■ SHORT EXERCISE
Every record must be written out once more, with nothing added or omitted.

■ MATERIAL TO PROCESS
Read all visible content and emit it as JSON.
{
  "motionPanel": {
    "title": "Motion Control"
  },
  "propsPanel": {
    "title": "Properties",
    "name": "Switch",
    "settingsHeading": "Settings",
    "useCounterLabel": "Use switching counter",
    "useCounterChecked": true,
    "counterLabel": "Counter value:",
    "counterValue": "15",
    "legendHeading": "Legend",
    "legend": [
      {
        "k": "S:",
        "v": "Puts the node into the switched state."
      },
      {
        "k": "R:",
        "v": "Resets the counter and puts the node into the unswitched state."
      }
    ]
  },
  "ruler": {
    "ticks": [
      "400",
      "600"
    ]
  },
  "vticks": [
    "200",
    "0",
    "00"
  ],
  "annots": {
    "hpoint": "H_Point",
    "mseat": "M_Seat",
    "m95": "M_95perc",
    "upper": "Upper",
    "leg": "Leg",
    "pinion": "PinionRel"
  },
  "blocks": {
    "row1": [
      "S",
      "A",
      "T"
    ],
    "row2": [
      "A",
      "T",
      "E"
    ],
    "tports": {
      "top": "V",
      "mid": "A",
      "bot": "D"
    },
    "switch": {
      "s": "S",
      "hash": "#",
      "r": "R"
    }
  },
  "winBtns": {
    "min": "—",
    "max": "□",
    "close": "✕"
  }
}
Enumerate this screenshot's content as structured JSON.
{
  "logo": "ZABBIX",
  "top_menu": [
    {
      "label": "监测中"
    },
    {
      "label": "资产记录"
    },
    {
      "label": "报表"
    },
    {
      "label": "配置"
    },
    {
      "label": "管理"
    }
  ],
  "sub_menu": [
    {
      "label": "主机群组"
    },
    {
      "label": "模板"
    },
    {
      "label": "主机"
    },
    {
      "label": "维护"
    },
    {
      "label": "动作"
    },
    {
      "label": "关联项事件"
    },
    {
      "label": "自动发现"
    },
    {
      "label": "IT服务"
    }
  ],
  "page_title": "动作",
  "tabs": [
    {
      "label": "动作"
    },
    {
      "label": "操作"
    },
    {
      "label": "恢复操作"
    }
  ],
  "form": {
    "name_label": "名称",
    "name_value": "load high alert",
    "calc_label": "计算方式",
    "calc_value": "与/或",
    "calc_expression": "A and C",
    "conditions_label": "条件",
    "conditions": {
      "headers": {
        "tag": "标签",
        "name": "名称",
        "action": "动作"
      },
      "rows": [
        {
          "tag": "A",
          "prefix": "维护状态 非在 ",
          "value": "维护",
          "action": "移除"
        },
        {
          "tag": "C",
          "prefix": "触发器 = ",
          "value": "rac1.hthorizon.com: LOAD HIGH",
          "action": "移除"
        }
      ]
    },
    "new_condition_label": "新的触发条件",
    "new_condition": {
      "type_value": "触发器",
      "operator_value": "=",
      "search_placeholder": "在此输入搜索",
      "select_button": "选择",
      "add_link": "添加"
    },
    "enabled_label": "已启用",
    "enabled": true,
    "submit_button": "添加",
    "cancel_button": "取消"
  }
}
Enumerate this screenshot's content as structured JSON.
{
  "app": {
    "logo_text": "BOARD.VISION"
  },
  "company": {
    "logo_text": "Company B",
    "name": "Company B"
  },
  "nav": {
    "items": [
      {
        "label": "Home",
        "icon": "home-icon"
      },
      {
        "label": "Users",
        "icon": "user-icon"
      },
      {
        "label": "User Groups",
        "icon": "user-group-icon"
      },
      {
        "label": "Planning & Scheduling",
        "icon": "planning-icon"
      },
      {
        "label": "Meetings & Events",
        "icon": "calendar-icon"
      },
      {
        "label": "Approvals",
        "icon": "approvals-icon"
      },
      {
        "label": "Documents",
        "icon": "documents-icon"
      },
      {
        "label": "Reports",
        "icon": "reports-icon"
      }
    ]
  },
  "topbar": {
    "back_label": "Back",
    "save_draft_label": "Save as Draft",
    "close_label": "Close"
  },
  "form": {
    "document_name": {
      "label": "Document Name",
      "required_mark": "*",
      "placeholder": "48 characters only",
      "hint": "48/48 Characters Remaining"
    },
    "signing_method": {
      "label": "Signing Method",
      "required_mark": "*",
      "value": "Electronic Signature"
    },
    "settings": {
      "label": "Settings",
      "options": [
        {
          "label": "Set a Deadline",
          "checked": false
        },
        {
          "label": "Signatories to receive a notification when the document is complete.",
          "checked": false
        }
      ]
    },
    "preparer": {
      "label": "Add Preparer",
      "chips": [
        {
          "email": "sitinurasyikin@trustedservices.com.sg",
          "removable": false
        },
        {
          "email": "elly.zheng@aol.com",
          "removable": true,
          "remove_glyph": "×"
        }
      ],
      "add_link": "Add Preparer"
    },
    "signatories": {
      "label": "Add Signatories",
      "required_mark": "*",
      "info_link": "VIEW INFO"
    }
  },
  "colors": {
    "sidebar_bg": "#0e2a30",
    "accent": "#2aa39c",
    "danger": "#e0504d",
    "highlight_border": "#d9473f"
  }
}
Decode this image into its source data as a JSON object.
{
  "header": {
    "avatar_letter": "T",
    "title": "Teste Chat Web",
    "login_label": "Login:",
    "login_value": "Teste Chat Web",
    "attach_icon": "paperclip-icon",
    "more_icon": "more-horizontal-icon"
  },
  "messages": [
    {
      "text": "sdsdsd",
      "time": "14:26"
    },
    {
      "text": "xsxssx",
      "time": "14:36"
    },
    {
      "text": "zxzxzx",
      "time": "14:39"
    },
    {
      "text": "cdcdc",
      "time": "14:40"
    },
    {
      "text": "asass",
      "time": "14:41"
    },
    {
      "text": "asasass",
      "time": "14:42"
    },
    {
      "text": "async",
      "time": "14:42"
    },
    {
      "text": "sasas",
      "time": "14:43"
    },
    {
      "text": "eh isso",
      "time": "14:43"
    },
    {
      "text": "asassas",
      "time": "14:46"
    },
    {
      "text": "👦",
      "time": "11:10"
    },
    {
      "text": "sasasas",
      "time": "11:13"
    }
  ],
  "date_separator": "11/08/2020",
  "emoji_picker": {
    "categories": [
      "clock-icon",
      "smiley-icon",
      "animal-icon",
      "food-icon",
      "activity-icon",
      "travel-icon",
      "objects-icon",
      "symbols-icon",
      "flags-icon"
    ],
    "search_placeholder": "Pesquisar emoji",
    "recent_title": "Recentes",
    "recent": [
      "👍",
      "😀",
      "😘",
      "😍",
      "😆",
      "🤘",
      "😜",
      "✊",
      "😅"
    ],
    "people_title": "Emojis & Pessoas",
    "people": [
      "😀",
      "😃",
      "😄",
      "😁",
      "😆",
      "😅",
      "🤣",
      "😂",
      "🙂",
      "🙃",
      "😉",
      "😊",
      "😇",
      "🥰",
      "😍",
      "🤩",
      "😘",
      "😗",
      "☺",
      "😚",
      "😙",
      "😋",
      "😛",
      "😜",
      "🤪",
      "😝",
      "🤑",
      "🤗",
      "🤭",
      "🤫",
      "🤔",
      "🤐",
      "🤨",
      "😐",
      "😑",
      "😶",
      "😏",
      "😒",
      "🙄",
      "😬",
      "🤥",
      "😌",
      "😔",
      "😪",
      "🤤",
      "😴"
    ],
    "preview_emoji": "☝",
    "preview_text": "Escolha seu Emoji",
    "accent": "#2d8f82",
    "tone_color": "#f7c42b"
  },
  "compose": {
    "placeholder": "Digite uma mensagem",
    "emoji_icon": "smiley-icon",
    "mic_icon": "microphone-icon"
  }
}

■ WORKED ANSWER
Read all visible content and emit it as JSON.
{
  "motionPanel": {
    "title": "Motion Control"
  },
  "propsPanel": {
    "title": "Properties",
    "name": "Switch",
    "settingsHeading": "Settings",
    "useCounterLabel": "Use switching counter",
    "useCounterChecked": true,
    "counterLabel": "Counter value:",
    "counterValue": "15",
    "legendHeading": "Legend",
    "legend": [
      {
        "k": "S:",
        "v": "Puts the node into the switched state."
      },
      {
        "k": "R:",
        "v": "Resets the counter and puts the node into the unswitched state."
      }
    ]
  },
  "ruler": {
    "ticks": [
      "400",
      "600"
    ]
  },
  "vticks": [
    "200",
    "0",
    "00"
  ],
  "annots": {
    "hpoint": "H_Point",
    "mseat": "M_Seat",
    "m95": "M_95perc",
    "upper": "Upper",
    "leg": "Leg",
    "pinion": "PinionRel"
  },
  "blocks": {
    "row1": [
      "S",
      "A",
      "T"
    ],
    "row2": [
      "A",
      "T",
      "E"
    ],
    "tports": {
      "top": "V",
      "mid": "A",
      "bot": "D"
    },
    "switch": {
      "s": "S",
      "hash": "#",
      "r": "R"
    }
  },
  "winBtns": {
    "min": "—",
    "max": "□",
    "close": "✕"
  }
}
Enumerate this screenshot's content as structured JSON.
{
  "logo": "ZABBIX",
  "top_menu": [
    {
      "label": "监测中"
    },
    {
      "label": "资产记录"
    },
    {
      "label": "报表"
    },
    {
      "label": "配置"
    },
    {
      "label": "管理"
    }
  ],
  "sub_menu": [
    {
      "label": "主机群组"
    },
    {
      "label": "模板"
    },
    {
      "label": "主机"
    },
    {
      "label": "维护"
    },
    {
      "label": "动作"
    },
    {
      "label": "关联项事件"
    },
    {
      "label": "自动发现"
    },
    {
      "label": "IT服务"
    }
  ],
  "page_title": "动作",
  "tabs": [
    {
      "label": "动作"
    },
    {
      "label": "操作"
    },
    {
      "label": "恢复操作"
    }
  ],
  "form": {
    "name_label": "名称",
    "name_value": "load high alert",
    "calc_label": "计算方式",
    "calc_value": "与/或",
    "calc_expression": "A and C",
    "conditions_label": "条件",
    "conditions": {
      "headers": {
        "tag": "标签",
        "name": "名称",
        "action": "动作"
      },
      "rows": [
        {
          "tag": "A",
          "prefix": "维护状态 非在 ",
          "value": "维护",
          "action": "移除"
        },
        {
          "tag": "C",
          "prefix": "触发器 = ",
          "value": "rac1.hthorizon.com: LOAD HIGH",
          "action": "移除"
        }
      ]
    },
    "new_condition_label": "新的触发条件",
    "new_condition": {
      "type_value": "触发器",
      "operator_value": "=",
      "search_placeholder": "在此输入搜索",
      "select_button": "选择",
      "add_link": "添加"
    },
    "enabled_label": "已启用",
    "enabled": true,
    "submit_button": "添加",
    "cancel_button": "取消"
  }
}
Enumerate this screenshot's content as structured JSON.
{
  "app": {
    "logo_text": "BOARD.VISION"
  },
  "company": {
    "logo_text": "Company B",
    "name": "Company B"
  },
  "nav": {
    "items": [
      {
        "label": "Home",
        "icon": "home-icon"
      },
      {
        "label": "Users",
        "icon": "user-icon"
      },
      {
        "label": "User Groups",
        "icon": "user-group-icon"
      },
      {
        "label": "Planning & Scheduling",
        "icon": "planning-icon"
      },
      {
        "label": "Meetings & Events",
        "icon": "calendar-icon"
      },
      {
        "label": "Approvals",
        "icon": "approvals-icon"
      },
      {
        "label": "Documents",
        "icon": "documents-icon"
      },
      {
        "label": "Reports",
        "icon": "reports-icon"
      }
    ]
  },
  "topbar": {
    "back_label": "Back",
    "save_draft_label": "Save as Draft",
    "close_label": "Close"
  },
  "form": {
    "document_name": {
      "label": "Document Name",
      "required_mark": "*",
      "placeholder": "48 characters only",
      "hint": "48/48 Characters Remaining"
    },
    "signing_method": {
      "label": "Signing Method",
      "required_mark": "*",
      "value": "Electronic Signature"
    },
    "settings": {
      "label": "Settings",
      "options": [
        {
          "label": "Set a Deadline",
          "checked": false
        },
        {
          "label": "Signatories to receive a notification when the document is complete.",
          "checked": false
        }
      ]
    },
    "preparer": {
      "label": "Add Preparer",
      "chips": [
        {
          "email": "sitinurasyikin@trustedservices.com.sg",
          "removable": false
        },
        {
          "email": "elly.zheng@aol.com",
          "removable": true,
          "remove_glyph": "×"
        }
      ],
      "add_link": "Add Preparer"
    },
    "signatories": {
      "label": "Add Signatories",
      "required_mark": "*",
      "info_link": "VIEW INFO"
    }
  },
  "colors": {
    "sidebar_bg": "#0e2a30",
    "accent": "#2aa39c",
    "danger": "#e0504d",
    "highlight_border": "#d9473f"
  }
}
Decode this image into its source data as a JSON object.
{
  "header": {
    "avatar_letter": "T",
    "title": "Teste Chat Web",
    "login_label": "Login:",
    "login_value": "Teste Chat Web",
    "attach_icon": "paperclip-icon",
    "more_icon": "more-horizontal-icon"
  },
  "messages": [
    {
      "text": "sdsdsd",
      "time": "14:26"
    },
    {
      "text": "xsxssx",
      "time": "14:36"
    },
    {
      "text": "zxzxzx",
      "time": "14:39"
    },
    {
      "text": "cdcdc",
      "time": "14:40"
    },
    {
      "text": "asass",
      "time": "14:41"
    },
    {
      "text": "asasass",
      "time": "14:42"
    },
    {
      "text": "async",
      "time": "14:42"
    },
    {
      "text": "sasas",
      "time": "14:43"
    },
    {
      "text": "eh isso",
      "time": "14:43"
    },
    {
      "text": "asassas",
      "time": "14:46"
    },
    {
      "text": "👦",
      "time": "11:10"
    },
    {
      "text": "sasasas",
      "time": "11:13"
    }
  ],
  "date_separator": "11/08/2020",
  "emoji_picker": {
    "categories": [
      "clock-icon",
      "smiley-icon",
      "animal-icon",
      "food-icon",
      "activity-icon",
      "travel-icon",
      "objects-icon",
      "symbols-icon",
      "flags-icon"
    ],
    "search_placeholder": "Pesquisar emoji",
    "recent_title": "Recentes",
    "recent": [
      "👍",
      "😀",
      "😘",
      "😍",
      "😆",
      "🤘",
      "😜",
      "✊",
      "😅"
    ],
    "people_title": "Emojis & Pessoas",
    "people": [
      "😀",
      "😃",
      "😄",
      "😁",
      "😆",
      "😅",
      "🤣",
      "😂",
      "🙂",
      "🙃",
      "😉",
      "😊",
      "😇",
      "🥰",
      "😍",
      "🤩",
      "😘",
      "😗",
      "☺",
      "😚",
      "😙",
      "😋",
      "😛",
      "😜",
      "🤪",
      "😝",
      "🤑",
      "🤗",
      "🤭",
      "🤫",
      "🤔",
      "🤐",
      "🤨",
      "😐",
      "😑",
      "😶",
      "😏",
      "😒",
      "🙄",
      "😬",
      "🤥",
      "😌",
      "😔",
      "😪",
      "🤤",
      "😴"
    ],
    "preview_emoji": "☝",
    "preview_text": "Escolha seu Emoji",
    "accent": "#2d8f82",
    "tone_color": "#f7c42b"
  },
  "compose": {
    "placeholder": "Digite uma mensagem",
    "emoji_icon": "smiley-icon",
    "mic_icon": "microphone-icon"
  }
}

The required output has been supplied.